[Start of RECORDED DATA]

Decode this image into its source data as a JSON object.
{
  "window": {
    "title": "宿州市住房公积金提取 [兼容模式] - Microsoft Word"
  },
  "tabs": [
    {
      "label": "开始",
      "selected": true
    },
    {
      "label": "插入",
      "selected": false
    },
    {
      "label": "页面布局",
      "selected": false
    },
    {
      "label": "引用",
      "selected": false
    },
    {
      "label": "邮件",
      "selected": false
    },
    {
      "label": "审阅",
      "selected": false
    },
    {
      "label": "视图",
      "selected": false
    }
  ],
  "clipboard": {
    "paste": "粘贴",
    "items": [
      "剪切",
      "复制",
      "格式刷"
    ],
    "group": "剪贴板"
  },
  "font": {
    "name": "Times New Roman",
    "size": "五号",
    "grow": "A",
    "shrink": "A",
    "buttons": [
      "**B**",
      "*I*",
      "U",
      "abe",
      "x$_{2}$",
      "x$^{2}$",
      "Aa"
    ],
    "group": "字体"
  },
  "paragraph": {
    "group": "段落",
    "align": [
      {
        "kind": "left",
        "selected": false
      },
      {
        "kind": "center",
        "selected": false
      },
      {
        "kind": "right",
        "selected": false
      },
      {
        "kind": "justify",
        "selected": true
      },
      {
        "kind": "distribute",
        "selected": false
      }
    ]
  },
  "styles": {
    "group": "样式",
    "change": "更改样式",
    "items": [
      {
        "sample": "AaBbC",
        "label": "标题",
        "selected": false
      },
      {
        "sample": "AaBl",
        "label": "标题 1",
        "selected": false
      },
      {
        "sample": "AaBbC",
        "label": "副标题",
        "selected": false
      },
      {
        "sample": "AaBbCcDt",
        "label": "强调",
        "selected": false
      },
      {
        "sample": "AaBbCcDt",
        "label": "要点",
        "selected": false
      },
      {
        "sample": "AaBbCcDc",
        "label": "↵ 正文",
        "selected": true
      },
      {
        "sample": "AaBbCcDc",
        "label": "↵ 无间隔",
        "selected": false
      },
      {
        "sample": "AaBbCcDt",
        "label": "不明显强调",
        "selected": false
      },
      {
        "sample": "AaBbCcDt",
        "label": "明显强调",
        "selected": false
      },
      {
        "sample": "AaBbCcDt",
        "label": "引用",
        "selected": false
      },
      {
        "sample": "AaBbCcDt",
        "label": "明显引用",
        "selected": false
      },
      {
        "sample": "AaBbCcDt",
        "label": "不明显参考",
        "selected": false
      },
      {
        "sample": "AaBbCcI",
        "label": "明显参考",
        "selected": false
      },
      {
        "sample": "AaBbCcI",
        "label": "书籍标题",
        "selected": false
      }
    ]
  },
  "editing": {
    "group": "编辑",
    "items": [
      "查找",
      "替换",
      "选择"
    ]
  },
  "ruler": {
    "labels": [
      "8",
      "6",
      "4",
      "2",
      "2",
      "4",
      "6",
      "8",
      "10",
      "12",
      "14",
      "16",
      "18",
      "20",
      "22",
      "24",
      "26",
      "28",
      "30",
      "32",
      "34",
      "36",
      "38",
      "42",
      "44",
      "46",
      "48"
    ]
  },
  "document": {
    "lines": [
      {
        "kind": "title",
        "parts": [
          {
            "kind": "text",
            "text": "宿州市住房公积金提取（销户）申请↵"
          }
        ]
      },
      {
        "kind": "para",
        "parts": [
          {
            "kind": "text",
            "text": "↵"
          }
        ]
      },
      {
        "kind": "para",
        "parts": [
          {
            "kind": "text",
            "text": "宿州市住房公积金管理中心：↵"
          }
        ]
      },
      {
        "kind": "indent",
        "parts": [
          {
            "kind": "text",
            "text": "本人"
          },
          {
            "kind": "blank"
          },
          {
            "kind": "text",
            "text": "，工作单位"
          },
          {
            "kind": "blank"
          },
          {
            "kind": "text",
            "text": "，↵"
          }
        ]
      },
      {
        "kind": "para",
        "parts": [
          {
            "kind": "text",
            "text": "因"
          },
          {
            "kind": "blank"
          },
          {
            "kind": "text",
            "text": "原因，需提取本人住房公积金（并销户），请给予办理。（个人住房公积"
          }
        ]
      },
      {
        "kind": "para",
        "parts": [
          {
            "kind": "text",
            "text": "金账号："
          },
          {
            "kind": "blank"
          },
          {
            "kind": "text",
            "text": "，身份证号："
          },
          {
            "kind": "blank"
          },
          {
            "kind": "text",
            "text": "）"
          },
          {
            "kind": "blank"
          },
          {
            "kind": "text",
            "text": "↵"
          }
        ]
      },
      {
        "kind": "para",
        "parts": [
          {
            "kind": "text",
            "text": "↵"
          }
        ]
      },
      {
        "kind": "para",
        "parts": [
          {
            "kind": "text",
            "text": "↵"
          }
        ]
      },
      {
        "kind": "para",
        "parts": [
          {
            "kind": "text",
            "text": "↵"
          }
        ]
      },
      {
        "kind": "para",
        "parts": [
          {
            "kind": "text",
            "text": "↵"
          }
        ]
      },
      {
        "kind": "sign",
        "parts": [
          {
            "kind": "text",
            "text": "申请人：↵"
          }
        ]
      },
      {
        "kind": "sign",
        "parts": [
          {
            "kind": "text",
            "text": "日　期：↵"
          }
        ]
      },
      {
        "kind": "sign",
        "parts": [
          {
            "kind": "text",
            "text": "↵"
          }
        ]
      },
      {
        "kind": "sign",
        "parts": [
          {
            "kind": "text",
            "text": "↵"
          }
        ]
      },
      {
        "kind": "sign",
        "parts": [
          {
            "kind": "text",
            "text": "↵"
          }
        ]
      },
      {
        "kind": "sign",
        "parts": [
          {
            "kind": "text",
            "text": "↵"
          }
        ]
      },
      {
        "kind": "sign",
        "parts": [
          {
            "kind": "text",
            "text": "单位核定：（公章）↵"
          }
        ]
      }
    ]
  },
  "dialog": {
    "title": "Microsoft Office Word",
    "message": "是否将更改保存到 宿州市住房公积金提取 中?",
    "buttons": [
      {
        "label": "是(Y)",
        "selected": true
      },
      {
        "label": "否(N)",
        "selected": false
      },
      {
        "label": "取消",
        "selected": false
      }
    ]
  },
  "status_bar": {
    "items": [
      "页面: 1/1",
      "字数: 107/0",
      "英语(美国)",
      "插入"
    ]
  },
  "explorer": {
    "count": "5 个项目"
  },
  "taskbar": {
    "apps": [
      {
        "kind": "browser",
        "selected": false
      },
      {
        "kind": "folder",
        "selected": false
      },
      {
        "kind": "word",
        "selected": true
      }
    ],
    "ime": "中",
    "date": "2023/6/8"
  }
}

[End of RECORDED DATA]

Repeat every entry exactly as written above.

* FINISHED ANSWER:
Decode this image into its source data as a JSON object.
{
  "window": {
    "title": "宿州市住房公积金提取 [兼容模式] - Microsoft Word"
  },
  "tabs": [
    {
      "label": "开始",
      "selected": true
    },
    {
      "label": "插入",
      "selected": false
    },
    {
      "label": "页面布局",
      "selected": false
    },
    {
      "label": "引用",
      "selected": false
    },
    {
      "label": "邮件",
      "selected": false
    },
    {
      "label": "审阅",
      "selected": false
    },
    {
      "label": "视图",
      "selected": false
    }
  ],
  "clipboard": {
    "paste": "粘贴",
    "items": [
      "剪切",
      "复制",
      "格式刷"
    ],
    "group": "剪贴板"
  },
  "font": {
    "name": "Times New Roman",
    "size": "五号",
    "grow": "A",
    "shrink": "A",
    "buttons": [
      "**B**",
      "*I*",
      "U",
      "abe",
      "x$_{2}$",
      "x$^{2}$",
      "Aa"
    ],
    "group": "字体"
  },
  "paragraph": {
    "group": "段落",
    "align": [
      {
        "kind": "left",
        "selected": false
      },
      {
        "kind": "center",
        "selected": false
      },
      {
        "kind": "right",
        "selected": false
      },
      {
        "kind": "justify",
        "selected": true
      },
      {
        "kind": "distribute",
        "selected": false
      }
    ]
  },
  "styles": {
    "group": "样式",
    "change": "更改样式",
    "items": [
      {
        "sample": "AaBbC",
        "label": "标题",
        "selected": false
      },
      {
        "sample": "AaBl",
        "label": "标题 1",
        "selected": false
      },
      {
        "sample": "AaBbC",
        "label": "副标题",
        "selected": false
      },
      {
        "sample": "AaBbCcDt",
        "label": "强调",
        "selected": false
      },
      {
        "sample": "AaBbCcDt",
        "label": "要点",
        "selected": false
      },
      {
        "sample": "AaBbCcDc",
        "label": "↵ 正文",
        "selected": true
      },
      {
        "sample": "AaBbCcDc",
        "label": "↵ 无间隔",
        "selected": false
      },
      {
        "sample": "AaBbCcDt",
        "label": "不明显强调",
        "selected": false
      },
      {
        "sample": "AaBbCcDt",
        "label": "明显强调",
        "selected": false
      },
      {
        "sample": "AaBbCcDt",
        "label": "引用",
        "selected": false
      },
      {
        "sample": "AaBbCcDt",
        "label": "明显引用",
        "selected": false
      },
      {
        "sample": "AaBbCcDt",
        "label": "不明显参考",
        "selected": false
      },
      {
        "sample": "AaBbCcI",
        "label": "明显参考",
        "selected": false
      },
      {
        "sample": "AaBbCcI",
        "label": "书籍标题",
        "selected": false
      }
    ]
  },
  "editing": {
    "group": "编辑",
    "items": [
      "查找",
      "替换",
      "选择"
    ]
  },
  "ruler": {
    "labels": [
      "8",
      "6",
      "4",
      "2",
      "2",
      "4",
      "6",
      "8",
      "10",
      "12",
      "14",
      "16",
      "18",
      "20",
      "22",
      "24",
      "26",
      "28",
      "30",
      "32",
      "34",
      "36",
      "38",
      "42",
      "44",
      "46",
      "48"
    ]
  },
  "document": {
    "lines": [
      {
        "kind": "title",
        "parts": [
          {
            "kind": "text",
            "text": "宿州市住房公积金提取（销户）申请↵"
          }
        ]
      },
      {
        "kind": "para",
        "parts": [
          {
            "kind": "text",
            "text": "↵"
          }
        ]
      },
      {
        "kind": "para",
        "parts": [
          {
            "kind": "text",
            "text": "宿州市住房公积金管理中心：↵"
          }
        ]
      },
      {
        "kind": "indent",
        "parts": [
          {
            "kind": "text",
            "text": "本人"
          },
          {
            "kind": "blank"
          },
          {
            "kind": "text",
            "text": "，工作单位"
          },
          {
            "kind": "blank"
          },
          {
            "kind": "text",
            "text": "，↵"
          }
        ]
      },
      {
        "kind": "para",
        "parts": [
          {
            "kind": "text",
            "text": "因"
          },
          {
            "kind": "blank"
          },
          {
            "kind": "text",
            "text": "原因，需提取本人住房公积金（并销户），请给予办理。（个人住房公积"
          }
        ]
      },
      {
        "kind": "para",
        "parts": [
          {
            "kind": "text",
            "text": "金账号："
          },
          {
            "kind": "blank"
          },
          {
            "kind": "text",
            "text": "，身份证号："
          },
          {
            "kind": "blank"
          },
          {
            "kind": "text",
            "text": "）"
          },
          {
            "kind": "blank"
          },
          {
            "kind": "text",
            "text": "↵"
          }
        ]
      },
      {
        "kind": "para",
        "parts": [
          {
            "kind": "text",
            "text": "↵"
          }
        ]
      },
      {
        "kind": "para",
        "parts": [
          {
            "kind": "text",
            "text": "↵"
          }
        ]
      },
      {
        "kind": "para",
        "parts": [
          {
            "kind": "text",
            "text": "↵"
          }
        ]
      },
      {
        "kind": "para",
        "parts": [
          {
            "kind": "text",
            "text": "↵"
          }
        ]
      },
      {
        "kind": "sign",
        "parts": [
          {
            "kind": "text",
            "text": "申请人：↵"
          }
        ]
      },
      {
        "kind": "sign",
        "parts": [
          {
            "kind": "text",
            "text": "日　期：↵"
          }
        ]
      },
      {
        "kind": "sign",
        "parts": [
          {
            "kind": "text",
            "text": "↵"
          }
        ]
      },
      {
        "kind": "sign",
        "parts": [
          {
            "kind": "text",
            "text": "↵"
          }
        ]
      },
      {
        "kind": "sign",
        "parts": [
          {
            "kind": "text",
            "text": "↵"
          }
        ]
      },
      {
        "kind": "sign",
        "parts": [
          {
            "kind": "text",
            "text": "↵"
          }
        ]
      },
      {
        "kind": "sign",
        "parts": [
          {
            "kind": "text",
            "text": "单位核定：（公章）↵"
          }
        ]
      }
    ]
  },
  "dialog": {
    "title": "Microsoft Office Word",
    "message": "是否将更改保存到 宿州市住房公积金提取 中?",
    "buttons": [
      {
        "label": "是(Y)",
        "selected": true
      },
      {
        "label": "否(N)",
        "selected": false
      },
      {
        "label": "取消",
        "selected": false
      }
    ]
  },
  "status_bar": {
    "items": [
      "页面: 1/1",
      "字数: 107/0",
      "英语(美国)",
      "插入"
    ]
  },
  "explorer": {
    "count": "5 个项目"
  },
  "taskbar": {
    "apps": [
      {
        "kind": "browser",
        "selected": false
      },
      {
        "kind": "folder",
        "selected": false
      },
      {
        "kind": "word",
        "selected": true
      }
    ],
    "ime": "中",
    "date": "2023/6/8"
  }
}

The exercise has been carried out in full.